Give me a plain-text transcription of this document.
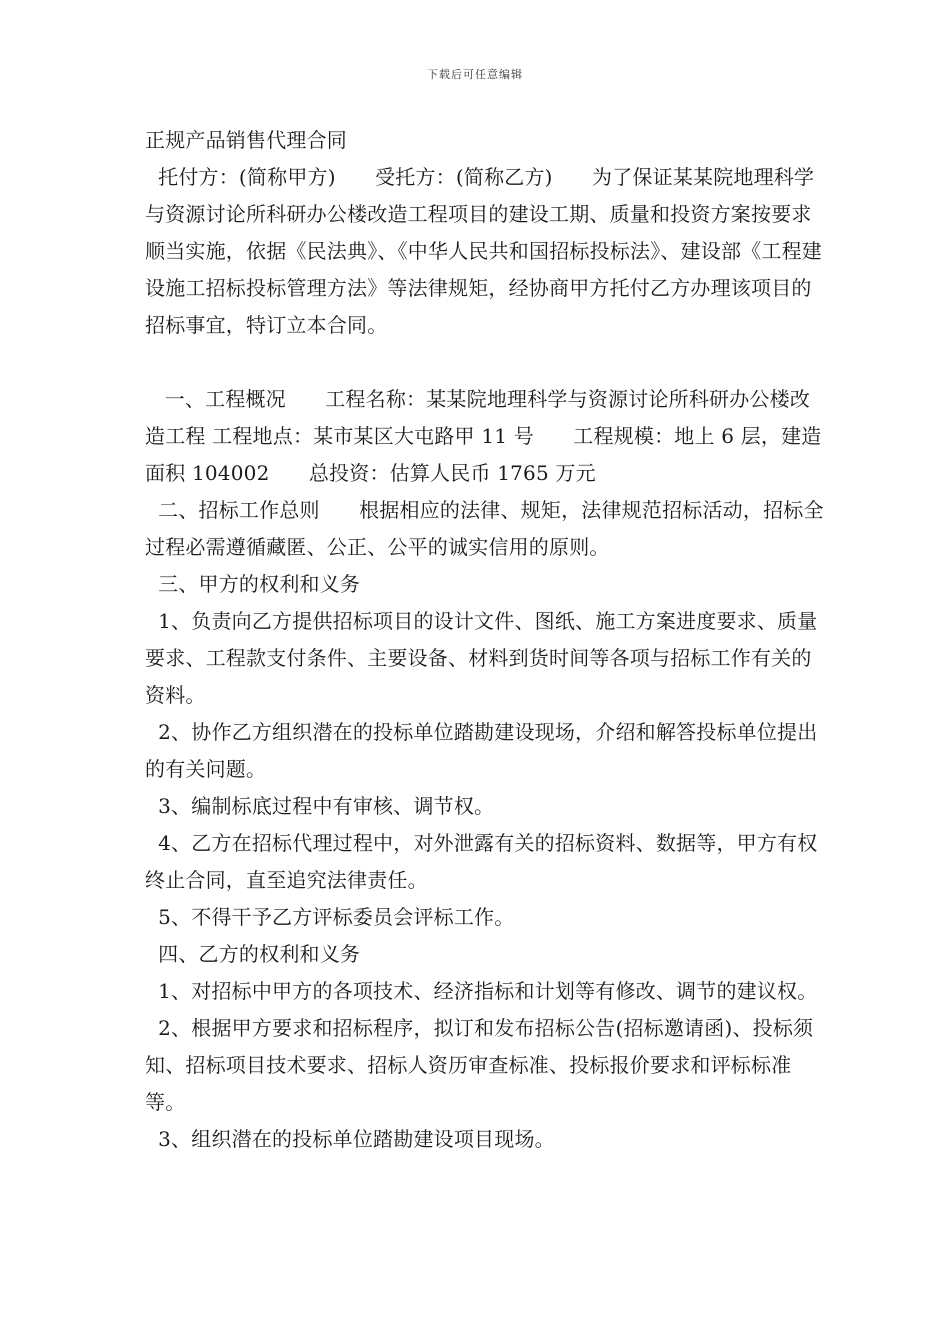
下载后可任意编辑

正规产品销售代理合同

托付方：(简称甲方)      受托方：(简称乙方)      为了保证某某院地理科学与资源讨论所科研办公楼改造工程项目的建设工期、质量和投资方案按要求顺当实施，依据《民法典》、《中华人民共和国招标投标法》、建设部《工程建设施工招标投标管理方法》等法律规矩，经协商甲方托付乙方办理该项目的招标事宜，特订立本合同。

一、工程概况      工程名称：某某院地理科学与资源讨论所科研办公楼改造工程 工程地点：某市某区大屯路甲 11 号      工程规模：地上 6 层，建造面积 104002      总投资：估算人民币 1765 万元

二、招标工作总则      根据相应的法律、规矩，法律规范招标活动，招标全过程必需遵循藏匿、公正、公平的诚实信用的原则。

三、甲方的权利和义务

1、负责向乙方提供招标项目的设计文件、图纸、施工方案进度要求、质量要求、工程款支付条件、主要设备、材料到货时间等各项与招标工作有关的资料。

2、协作乙方组织潜在的投标单位踏勘建设现场，介绍和解答投标单位提出的有关问题。

3、编制标底过程中有审核、调节权。

4、乙方在招标代理过程中，对外泄露有关的招标资料、数据等，甲方有权终止合同，直至追究法律责任。

5、不得干予乙方评标委员会评标工作。

四、乙方的权利和义务

1、对招标中甲方的各项技术、经济指标和计划等有修改、调节的建议权。

2、根据甲方要求和招标程序，拟订和发布招标公告(招标邀请函)、投标须知、招标项目技术要求、招标人资历审查标准、投标报价要求和评标标准等。

3、组织潜在的投标单位踏勘建设项目现场。
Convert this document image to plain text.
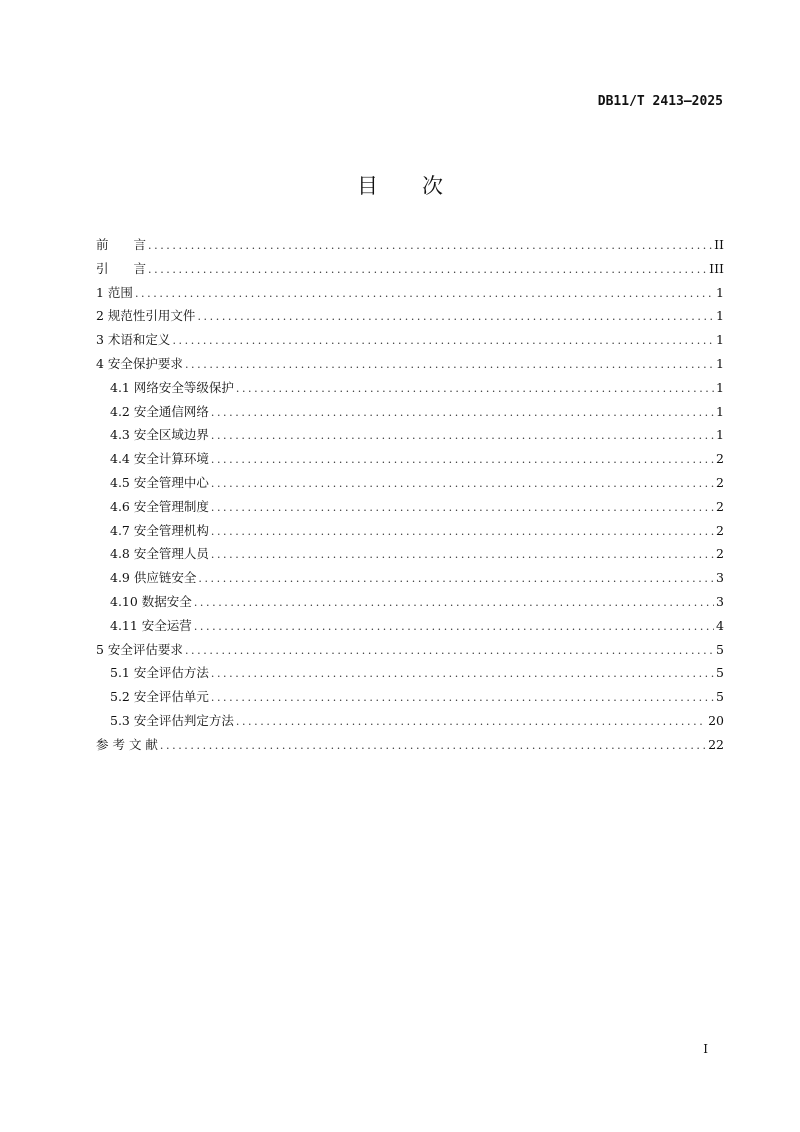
DB11/T 2413—2025
目 次
前　　言 .....	II
引　　言 .....	III
1 范围 .....	1
2 规范性引用文件 .....	1
3 术语和定义 .....	1
4 安全保护要求 .....	1
4.1 网络安全等级保护 .....	1
4.2 安全通信网络 .....	1
4.3 安全区域边界 .....	1
4.4 安全计算环境 .....	2
4.5 安全管理中心 .....	2
4.6 安全管理制度 .....	2
4.7 安全管理机构 .....	2
4.8 安全管理人员 .....	2
4.9 供应链安全 .....	3
4.10 数据安全 .....	3
4.11 安全运营 .....	4
5 安全评估要求 .....	5
5.1 安全评估方法 .....	5
5.2 安全评估单元 .....	5
5.3 安全评估判定方法 .....	20
参 考 文 献 .....	22
I
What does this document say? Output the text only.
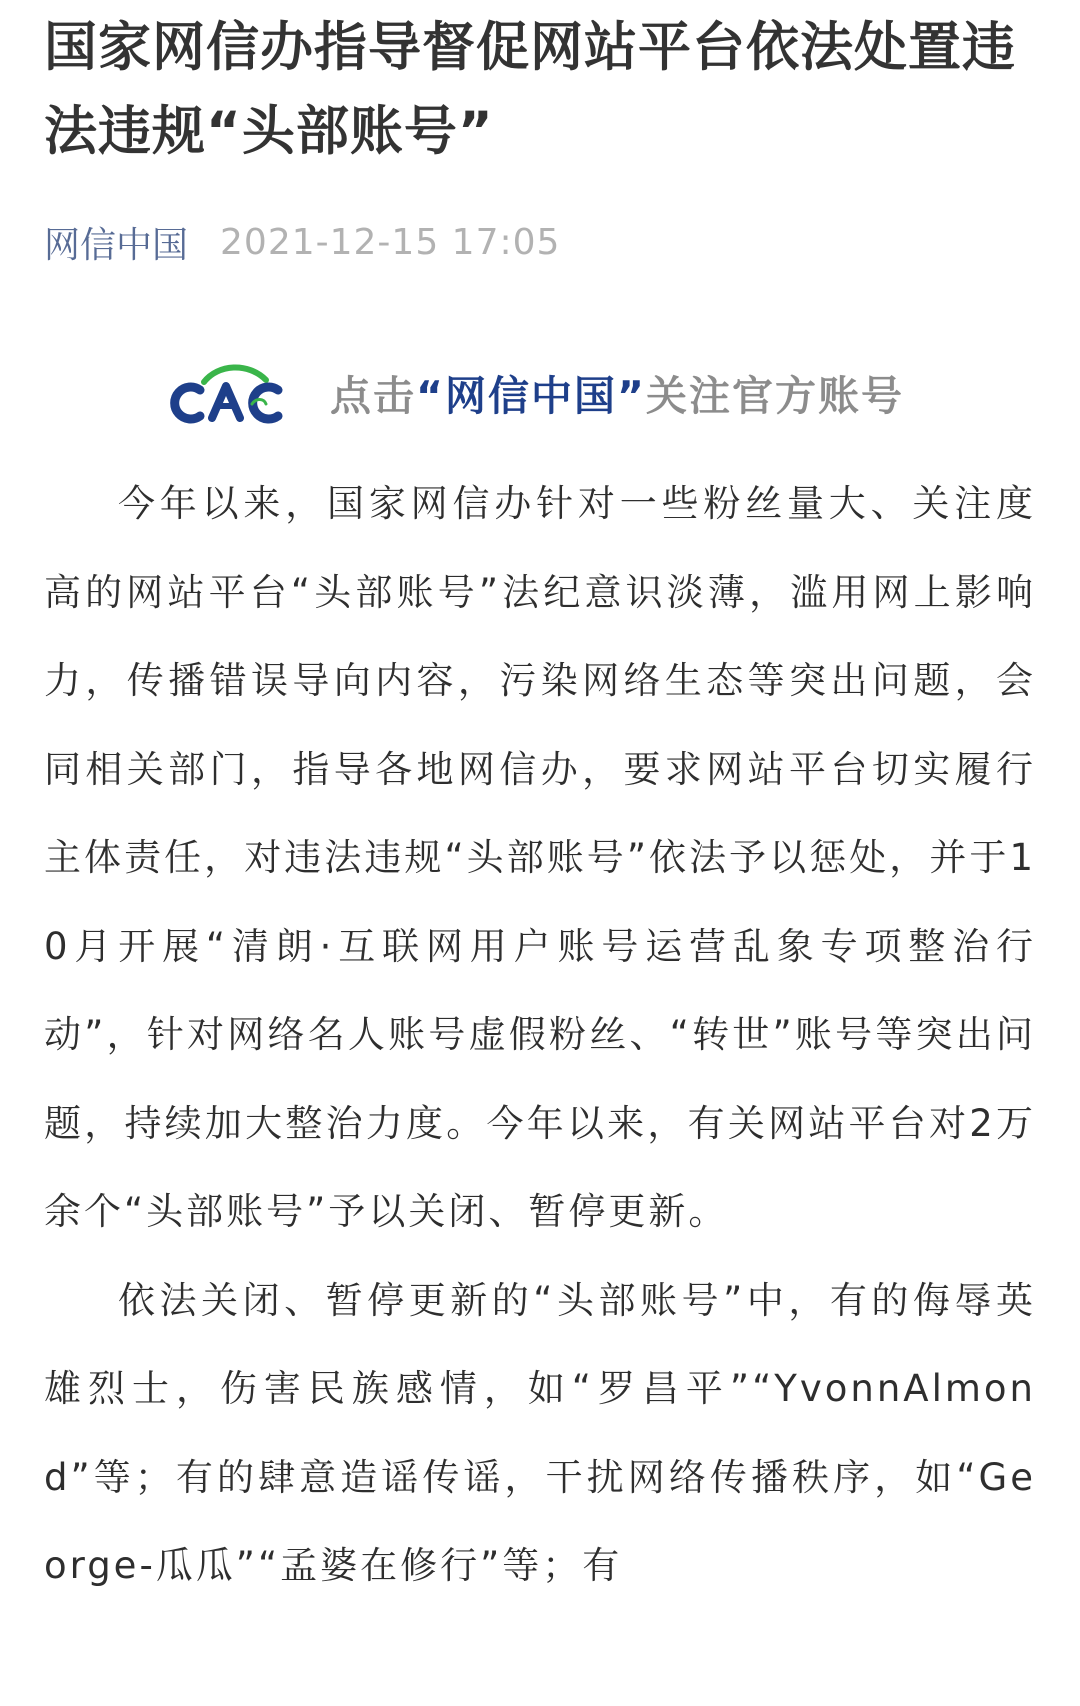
国家网信办指导督促网站平台依法处置违法违规“头部账号”
网信中国 2021-12-15 17:05
点击“网信中国”关注官方账号

今年以来，国家网信办针对一些粉丝量大、关注度高的网站平台“头部账号”法纪意识淡薄，滥用网上影响力，传播错误导向内容，污染网络生态等突出问题，会同相关部门，指导各地网信办，要求网站平台切实履行主体责任，对违法违规“头部账号”依法予以惩处，并于10月开展“清朗·互联网用户账号运营乱象专项整治行动”，针对网络名人账号虚假粉丝、“转世”账号等突出问题，持续加大整治力度。今年以来，有关网站平台对2万余个“头部账号”予以关闭、暂停更新。

依法关闭、暂停更新的“头部账号”中，有的侮辱英雄烈士，伤害民族感情，如“罗昌平”“YvonnAlmond”等；有的肆意造谣传谣，干扰网络传播秩序，如“George-瓜瓜”“孟婆在修行”等；有
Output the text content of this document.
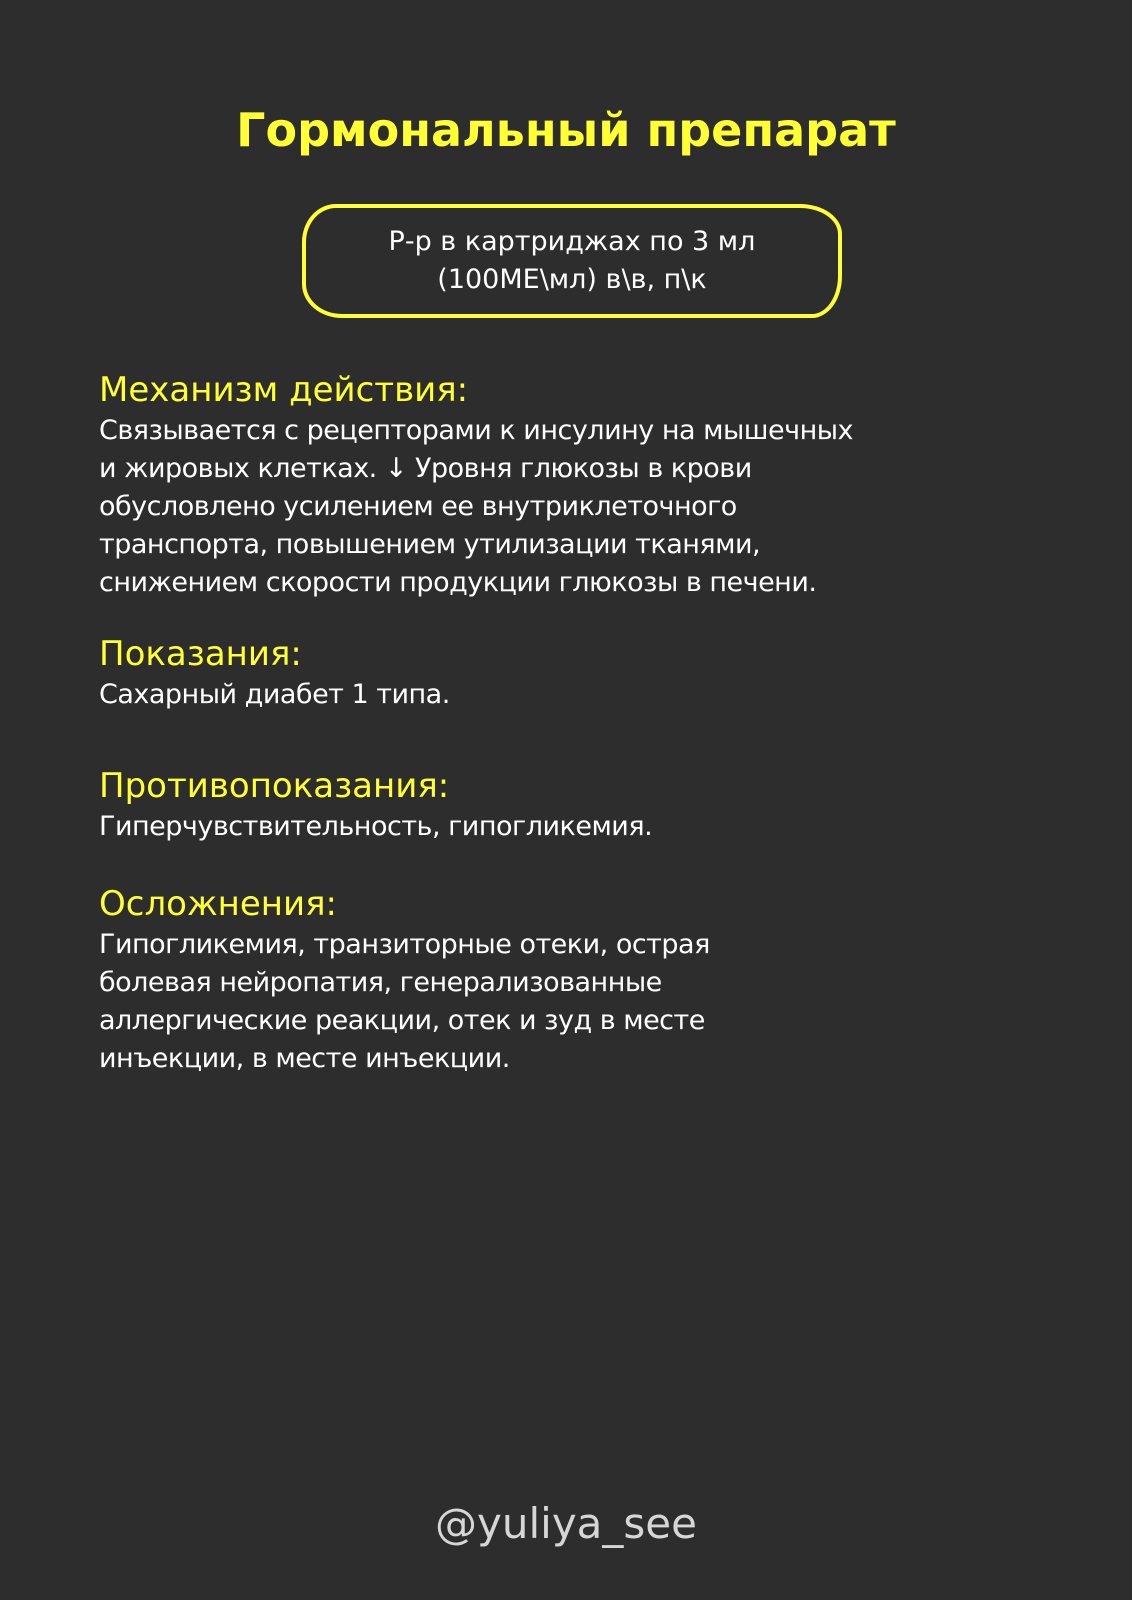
Гормональный препарат
Р-р в картриджах по 3 мл
(100МЕ\мл) в\в, п\к
Механизм действия:
Связывается с рецепторами к инсулину на мышечных
и жировых клетках. ↓ Уровня глюкозы в крови
обусловлено усилением ее внутриклеточного
транспорта, повышением утилизации тканями,
снижением скорости продукции глюкозы в печени.
Показания:
Сахарный диабет 1 типа.
Противопоказания:
Гиперчувствительность, гипогликемия.
Осложнения:
Гипогликемия, транзиторные отеки, острая
болевая нейропатия, генерализованные
аллергические реакции, отек и зуд в месте
инъекции, в месте инъекции.
@yuliya_see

□ □ □ □

* [What to do]: Locate all lines that include the word "头部账号" and copy them out.

* [Solution for this task]:
国家网信办指导督促网站平台依法处置违法违规“头部账号”
今年以来，国家网信办针对一些粉丝量大、关注度高的网站平台“头部账号”法纪意识淡薄，滥用网上影响力，传播错误导向内容，污染网络生态等突出问题，会同相关部门，指导各地网信办，要求网站平台切实履行主体责任，对违法违规“头部账号”依法予以惩处，并于10月开展“清朗·互联网用户账号运营乱象专项整治行动”，针对网络名人账号虚假粉丝、“转世”账号等突出问题，持续加大整治力度。今年以来，有关网站平台对2万余个“头部账号”予以关闭、暂停更新。
依法关闭、暂停更新的“头部账号”中，有的侮辱英雄烈士，伤害民族感情，如“罗昌平”“YvonnAlmond”等；有的肆意造谣传谣，干扰网络传播秩序，如“George-瓜瓜”“孟婆在修行”等；有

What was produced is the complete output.